WHAT YOU NEED TO DO
Search the lines of the records for the word "Anda", and copy every line that has it.

Text content records for pages:
==================================================

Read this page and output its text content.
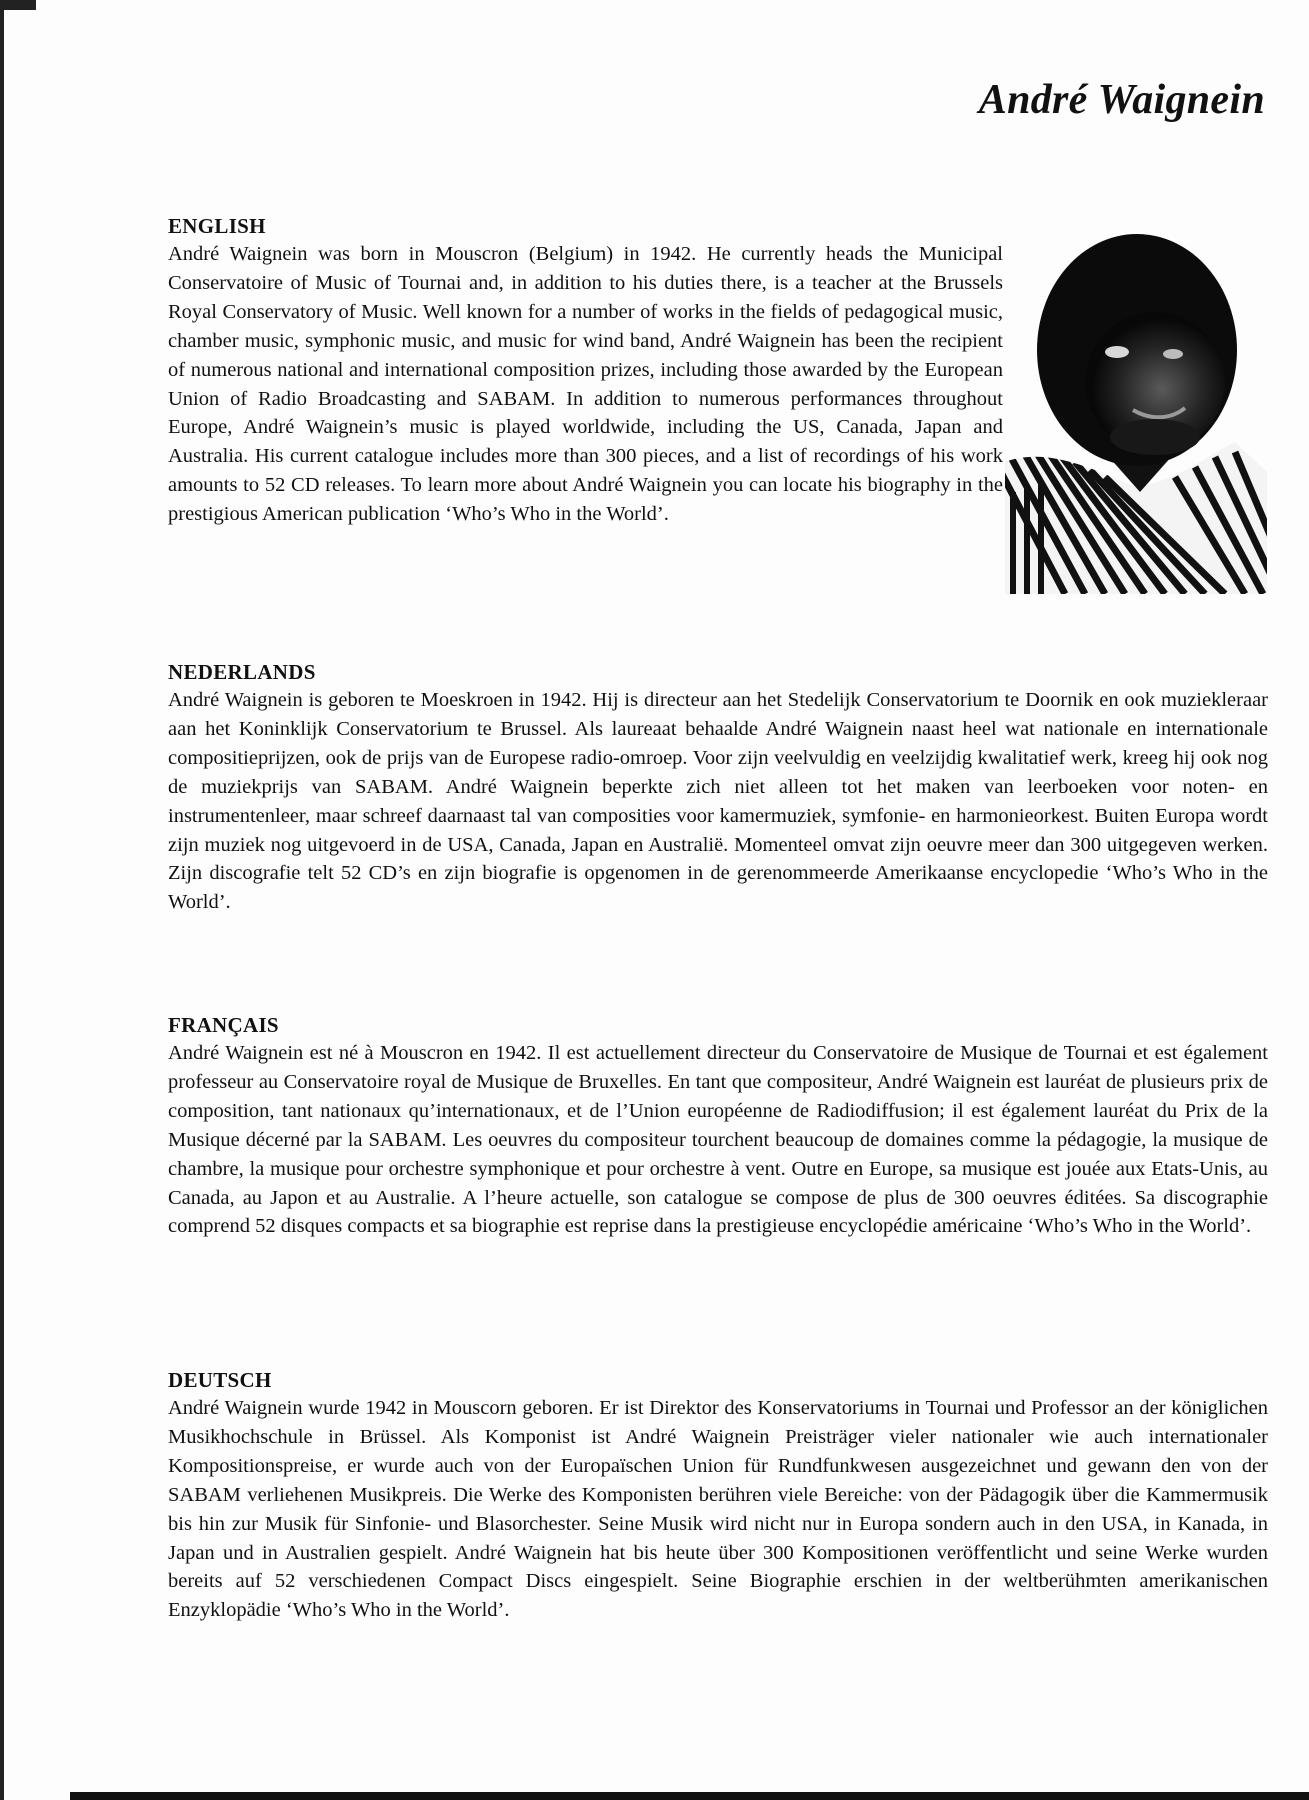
André Waignein
ENGLISH

André Waignein was born in Mouscron (Belgium) in 1942. He currently heads the Municipal Conservatoire of Music of Tournai and, in addition to his duties there, is a teacher at the Brussels Royal Conservatory of Music. Well known for a number of works in the fields of pedagogical music, chamber music, symphonic music, and music for wind band, André Waignein has been the recipient of numerous national and international composition prizes, including those awarded by the European Union of Radio Broadcasting and SABAM. In addition to numerous performances throughout Europe, André Waignein’s music is played worldwide, including the US, Canada, Japan and Australia. His current catalogue includes more than 300 pieces, and a list of recordings of his work amounts to 52 CD releases. To learn more about André Waignein you can locate his biography in the prestigious American publication ‘Who’s Who in the World’.

NEDERLANDS

André Waignein is geboren te Moeskroen in 1942. Hij is directeur aan het Stedelijk Conservatorium te Doornik en ook muziekleraar aan het Koninklijk Conservatorium te Brussel. Als laureaat behaalde André Waignein naast heel wat nationale en internationale compositieprijzen, ook de prijs van de Europese radio-omroep. Voor zijn veelvuldig en veelzijdig kwalitatief werk, kreeg hij ook nog de muziekprijs van SABAM. André Waignein beperkte zich niet alleen tot het maken van leerboeken voor noten- en instrumentenleer, maar schreef daarnaast tal van composities voor kamermuziek, symfonie- en harmonieorkest. Buiten Europa wordt zijn muziek nog uitgevoerd in de USA, Canada, Japan en Australië. Momenteel omvat zijn oeuvre meer dan 300 uitgegeven werken. Zijn discografie telt 52 CD’s en zijn biografie is opgenomen in de gerenommeerde Amerikaanse encyclopedie ‘Who’s Who in the World’.

FRANÇAIS

André Waignein est né à Mouscron en 1942. Il est actuellement directeur du Conservatoire de Musique de Tournai et est également professeur au Conservatoire royal de Musique de Bruxelles. En tant que compositeur, André Waignein est lauréat de plusieurs prix de composition, tant nationaux qu’internationaux, et de l’Union européenne de Radiodiffusion; il est également lauréat du Prix de la Musique décerné par la SABAM. Les oeuvres du compositeur tourchent beaucoup de domaines comme la pédagogie, la musique de chambre, la musique pour orchestre symphonique et pour orchestre à vent. Outre en Europe, sa musique est jouée aux Etats-Unis, au Canada, au Japon et au Australie. A l’heure actuelle, son catalogue se compose de plus de 300 oeuvres éditées. Sa discographie comprend 52 disques compacts et sa biographie est reprise dans la prestigieuse encyclopédie américaine ‘Who’s Who in the World’.

DEUTSCH

André Waignein wurde 1942 in Mouscorn geboren. Er ist Direktor des Konservatoriums in Tournai und Professor an der königlichen Musikhochschule in Brüssel. Als Komponist ist André Waignein Preisträger vieler nationaler wie auch internationaler Kompositionspreise, er wurde auch von der Europaïschen Union für Rundfunkwesen ausgezeichnet und gewann den von der SABAM verliehenen Musikpreis. Die Werke des Komponisten berühren viele Bereiche: von der Pädagogik über die Kammermusik bis hin zur Musik für Sinfonie- und Blasorchester. Seine Musik wird nicht nur in Europa sondern auch in den USA, in Kanada, in Japan und in Australien gespielt. André Waignein hat bis heute über 300 Kompositionen veröffentlicht und seine Werke wurden bereits auf 52 verschiedenen Compact Discs eingespielt. Seine Biographie erschien in der weltberühmten amerikanischen Enzyklopädie ‘Who’s Who in the World’.
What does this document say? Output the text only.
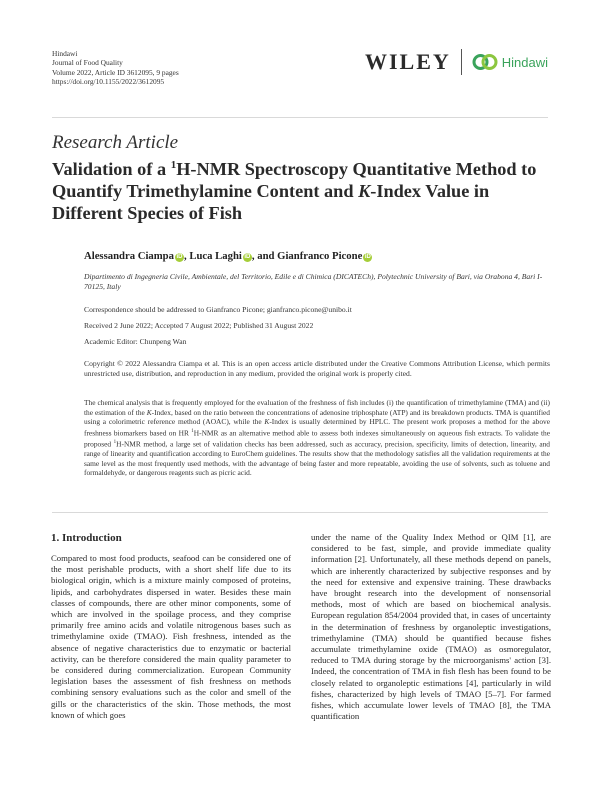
Hindawi
Journal of Food Quality
Volume 2022, Article ID 3612095, 9 pages
https://doi.org/10.1155/2022/3612095
WILEY	Hindawi
Research Article
Validation of a $^1$H-NMR Spectroscopy Quantitative Method to Quantify Trimethylamine Content and K-Index Value in Different Species of Fish
Alessandra Ciampa iD , Luca Laghi iD , and Gianfranco Picone iD
Dipartimento di Ingegneria Civile, Ambientale, del Territorio, Edile e di Chimica (DICATECh), Polytechnic University of Bari, via Orabona 4, Bari I-70125, Italy
Correspondence should be addressed to Gianfranco Picone; gianfranco.picone@unibo.it
Received 2 June 2022; Accepted 7 August 2022; Published 31 August 2022
Academic Editor: Chunpeng Wan
Copyright © 2022 Alessandra Ciampa et al. This is an open access article distributed under the Creative Commons Attribution License, which permits unrestricted use, distribution, and reproduction in any medium, provided the original work is properly cited.
The chemical analysis that is frequently employed for the evaluation of the freshness of fish includes (i) the quantification of trimethylamine (TMA) and (ii) the estimation of the K-Index, based on the ratio between the concentrations of adenosine triphosphate (ATP) and its breakdown products. TMA is quantified using a colorimetric reference method (AOAC), while the K-Index is usually determined by HPLC. The present work proposes a method for the above freshness biomarkers based on HR $^1$H-NMR as an alternative method able to assess both indexes simultaneously on aqueous fish extracts. To validate the proposed $^1$H-NMR method, a large set of validation checks has been addressed, such as accuracy, precision, specificity, limits of detection, linearity, and range of linearity and quantification according to EuroChem guidelines. The results show that the methodology satisfies all the validation requirements at the same level as the most frequently used methods, with the advantage of being faster and more repeatable, avoiding the use of solvents, such as toluene and formaldehyde, or dangerous reagents such as picric acid.
1. Introduction

Compared to most food products, seafood can be considered one of the most perishable products, with a short shelf life due to its biological origin, which is a mixture mainly composed of proteins, lipids, and carbohydrates dispersed in water. Besides these main classes of compounds, there are other minor components, some of which are involved in the spoilage process, and they comprise primarily free amino acids and volatile nitrogenous bases such as trimethylamine oxide (TMAO). Fish freshness, intended as the absence of negative characteristics due to enzymatic or bacterial activity, can be therefore considered the main quality parameter to be considered during commercialization. European Community legislation bases the assessment of fish freshness on methods combining sensory evaluations such as the color and smell of the gills or the characteristics of the skin. Those methods, the most known of which goes

under the name of the Quality Index Method or QIM [1], are considered to be fast, simple, and provide immediate quality information [2]. Unfortunately, all these methods depend on panels, which are inherently characterized by subjective responses and by the need for extensive and expensive training. These drawbacks have brought research into the development of nonsensorial methods, most of which are based on biochemical analysis. European regulation 854/2004 provided that, in cases of uncertainty in the determination of freshness by organoleptic investigations, trimethylamine (TMA) should be quantified because fishes accumulate trimethylamine oxide (TMAO) as osmoregulator, reduced to TMA during storage by the microorganisms' action [3]. Indeed, the concentration of TMA in fish flesh has been found to be closely related to organoleptic estimations [4], particularly in wild fishes, characterized by high levels of TMAO [5–7]. For farmed fishes, which accumulate lower levels of TMAO [8], the TMA quantification
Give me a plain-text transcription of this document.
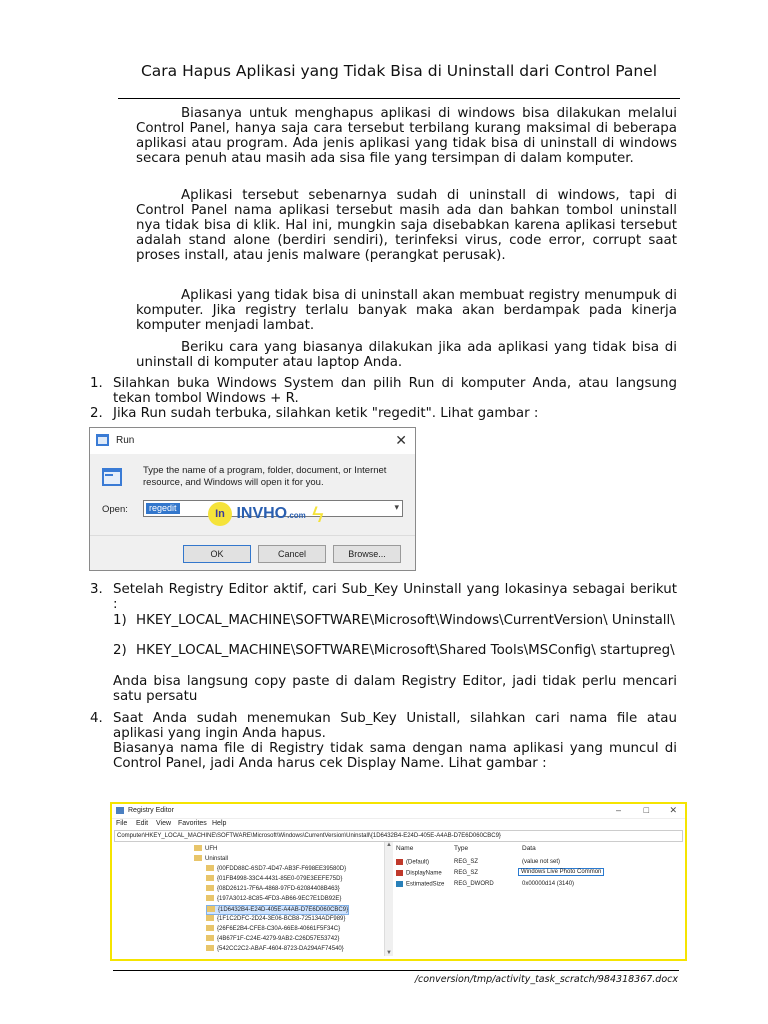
Cara Hapus Aplikasi yang Tidak Bisa di Uninstall dari Control Panel
Biasanya untuk menghapus aplikasi di windows bisa dilakukan melalui Control Panel, hanya saja cara tersebut terbilang kurang maksimal di beberapa aplikasi atau program. Ada jenis aplikasi yang tidak bisa di uninstall di windows secara penuh atau masih ada sisa file yang tersimpan di dalam komputer.
Aplikasi tersebut sebenarnya sudah di uninstall di windows, tapi di Control Panel nama aplikasi tersebut masih ada dan bahkan tombol uninstall nya tidak bisa di klik. Hal ini, mungkin saja disebabkan karena aplikasi tersebut adalah stand alone (berdiri sendiri), terinfeksi virus, code error, corrupt saat proses install, atau jenis malware (perangkat perusak).
Aplikasi yang tidak bisa di uninstall akan membuat registry menumpuk di komputer. Jika registry terlalu banyak maka akan berdampak pada kinerja komputer menjadi lambat.
Beriku cara yang biasanya dilakukan jika ada aplikasi yang tidak bisa di uninstall di komputer atau laptop Anda.
1. Silahkan buka Windows System dan pilih Run di komputer Anda, atau langsung tekan tombol Windows + R.
2. Jika Run sudah terbuka, silahkan ketik "regedit". Lihat gambar :
Run	✕
Type the name of a program, folder, document, or Internet resource, and Windows will open it for you.
Open:	regedit	▾
In INVHO.com ϟ
OK	Cancel	Browse...
3. Setelah Registry Editor aktif, cari Sub_Key Uninstall yang lokasinya sebagai berikut :
1) HKEY_LOCAL_MACHINE\SOFTWARE\Microsoft\Windows\CurrentVersion\ Uninstall\
2) HKEY_LOCAL_MACHINE\SOFTWARE\Microsoft\Shared Tools\MSConfig\ startupreg\
Anda bisa langsung copy paste di dalam Registry Editor, jadi tidak perlu mencari satu persatu
4. Saat Anda sudah menemukan Sub_Key Unistall, silahkan cari nama file atau aplikasi yang ingin Anda hapus.
Biasanya nama file di Registry tidak sama dengan nama aplikasi yang muncul di Control Panel, jadi Anda harus cek Display Name. Lihat gambar :
Registry Editor	–	□ ✕
File Edit View Favorites Help
Computer\HKEY_LOCAL_MACHINE\SOFTWARE\Microsoft\Windows\CurrentVersion\Uninstall\{1D6432B4-E24D-405E-A4AB-D7E6D060CBC9}
UFH
Uninstall
{00FDD88C-6SD7-4D47-AB3F-F698EE39580D}
{01FB4998-33C4-4431-85E0-079E3EEFE75D}
{08D26121-7F6A-4868-97FD-62084408B463}
{197A3012-8C85-4FD3-AB66-9EC7E1DB92E}
{1D6432B4-E24D-405E-A4AB-D7E6D060CBC9}
{1F1C2DFC-2D24-3E06-BCB8-725134ADF989}
{26F6E2B4-CFE8-C30A-66E8-40661F5F34C}
{4B67F1F-C24E-4279-9AB2-C26D57E53742}
{542CC2C2-ABAF-4604-8723-DA294AF74540}
▲
▼
Name	Type	Data
(Default)	REG_SZ	(value not set)
DisplayName REG_SZ	Windows Live Photo Common
EstimatedSize REG_DWORD	0x00000d14 (3140)
/conversion/tmp/activity_task_scratch/984318367.docx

==================================================

REPLY TO THE TASK
Beriku cara yang biasanya dilakukan jika ada aplikasi yang tidak bisa di uninstall di komputer atau laptop Anda.
1. Silahkan buka Windows System dan pilih Run di komputer Anda, atau langsung tekan tombol Windows + R.
Anda bisa langsung copy paste di dalam Registry Editor, jadi tidak perlu mencari satu persatu
4. Saat Anda sudah menemukan Sub_Key Unistall, silahkan cari nama file atau aplikasi yang ingin Anda hapus.
Biasanya nama file di Registry tidak sama dengan nama aplikasi yang muncul di Control Panel, jadi Anda harus cek Display Name. Lihat gambar :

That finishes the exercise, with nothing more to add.